§ **What you will do**
#1 In the page about the saying on outgo and income, list the four nouns in the saying quoted in its first line.
#2 Continue the page about the saying on outgo and income, starting right after its last sentence.

§ **Page text**
-- Opening Marker --

“If your outgo exceeds your income, then your upkeep will be your downfall”

“When/If your outgo exceeds your income (then) your upkeep is your downfall” is a common sense phrase for a person to live within his or her means. The phrase is cited in print from at least 1945 and is said to have been printed on a World War II poster.
 
   
20 May 1945, Paris (TX) News, pg. 3, col. 8:
When your outgo exceeds your income your upkeep is your downfall.
 
Google News Archive
10 January 1954, Sarasota (FL) Herald-Tribune, “Earl Wilson’s Broadway,” pg. 6, col. 4:
WISH I’D SAID THAT: Sherry Britton recalls this truism: “When your outgo exceeds your income, your upkeep is your downfall.”

-- Closing Marker --

§ **Available data**
-- Opening Marker --

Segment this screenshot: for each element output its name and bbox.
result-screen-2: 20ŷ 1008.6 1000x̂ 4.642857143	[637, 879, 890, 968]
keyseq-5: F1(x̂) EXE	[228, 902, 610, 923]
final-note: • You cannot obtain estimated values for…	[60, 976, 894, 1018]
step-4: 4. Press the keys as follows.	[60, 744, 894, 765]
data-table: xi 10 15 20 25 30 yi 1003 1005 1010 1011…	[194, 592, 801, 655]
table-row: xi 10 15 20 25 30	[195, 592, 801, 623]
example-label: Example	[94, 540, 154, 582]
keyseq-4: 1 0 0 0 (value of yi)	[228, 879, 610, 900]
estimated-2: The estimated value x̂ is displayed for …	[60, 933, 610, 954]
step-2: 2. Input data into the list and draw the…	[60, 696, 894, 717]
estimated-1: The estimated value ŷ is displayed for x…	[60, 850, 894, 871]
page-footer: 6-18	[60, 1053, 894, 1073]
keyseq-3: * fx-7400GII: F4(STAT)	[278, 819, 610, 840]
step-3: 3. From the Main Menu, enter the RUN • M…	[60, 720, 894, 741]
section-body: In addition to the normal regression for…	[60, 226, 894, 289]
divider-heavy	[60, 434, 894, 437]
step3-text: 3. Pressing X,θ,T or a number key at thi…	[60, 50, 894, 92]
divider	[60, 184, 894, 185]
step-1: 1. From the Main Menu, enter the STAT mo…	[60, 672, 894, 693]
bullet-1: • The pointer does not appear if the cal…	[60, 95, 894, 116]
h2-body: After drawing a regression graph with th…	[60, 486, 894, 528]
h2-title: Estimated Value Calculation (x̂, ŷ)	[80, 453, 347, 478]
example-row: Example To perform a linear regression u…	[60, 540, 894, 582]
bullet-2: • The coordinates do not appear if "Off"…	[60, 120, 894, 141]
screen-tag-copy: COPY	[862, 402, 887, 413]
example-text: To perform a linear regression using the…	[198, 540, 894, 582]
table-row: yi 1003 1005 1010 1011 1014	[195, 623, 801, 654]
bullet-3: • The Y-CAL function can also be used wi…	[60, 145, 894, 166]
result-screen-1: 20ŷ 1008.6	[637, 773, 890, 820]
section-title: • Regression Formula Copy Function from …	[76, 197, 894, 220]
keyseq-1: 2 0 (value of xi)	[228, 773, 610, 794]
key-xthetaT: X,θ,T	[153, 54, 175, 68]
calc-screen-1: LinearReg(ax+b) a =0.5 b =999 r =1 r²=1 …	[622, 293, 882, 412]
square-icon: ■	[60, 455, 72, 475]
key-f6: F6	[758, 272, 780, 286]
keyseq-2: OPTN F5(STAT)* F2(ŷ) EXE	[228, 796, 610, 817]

-- Closing Marker --

§ **Results for the exercise**
#1 outgo, income, upkeep, downfall

#2
21 May 1956, Los Angeles (CA) Times, “Cityside with Gene Sherman,” pg. 2:
If your outgo exceeds your income, then your upkeep will be your downfall.
   
Google Books
Apples of Gold
By Jo Petty
Norwalk, CT: C.R. Gibson
1962
Pg. 85:
“If your outgo exceeds your income, then your upkeep will be your downfall.”
 
8 July 1966, Wall Street Journal, “PEPPER…and Salt”:
“Ladies and gentlemen, what our speaker has been telling you is that if your outgo exceeds your income, then your upkeep will be your downfall.”
     
Google News Archive
11 August 1966, Sarasota (FL) Herald-Tribune, “It Happened Last Night” by Earl Wilson, pg. 34, col. 4:
Remembered Quote: Bill Earle explains economy very simply in Quote: “If your outgo exceeds your income, then your upkeep will be your downfall.”
 
Google Books
The Educator’s Book of Quotes
By John Blaydes
Thousand Oaks, CA: Corwin Press,
2003
Pg. 100:
“If your outgo exceeds your income, then your upkeep will be your downfall.”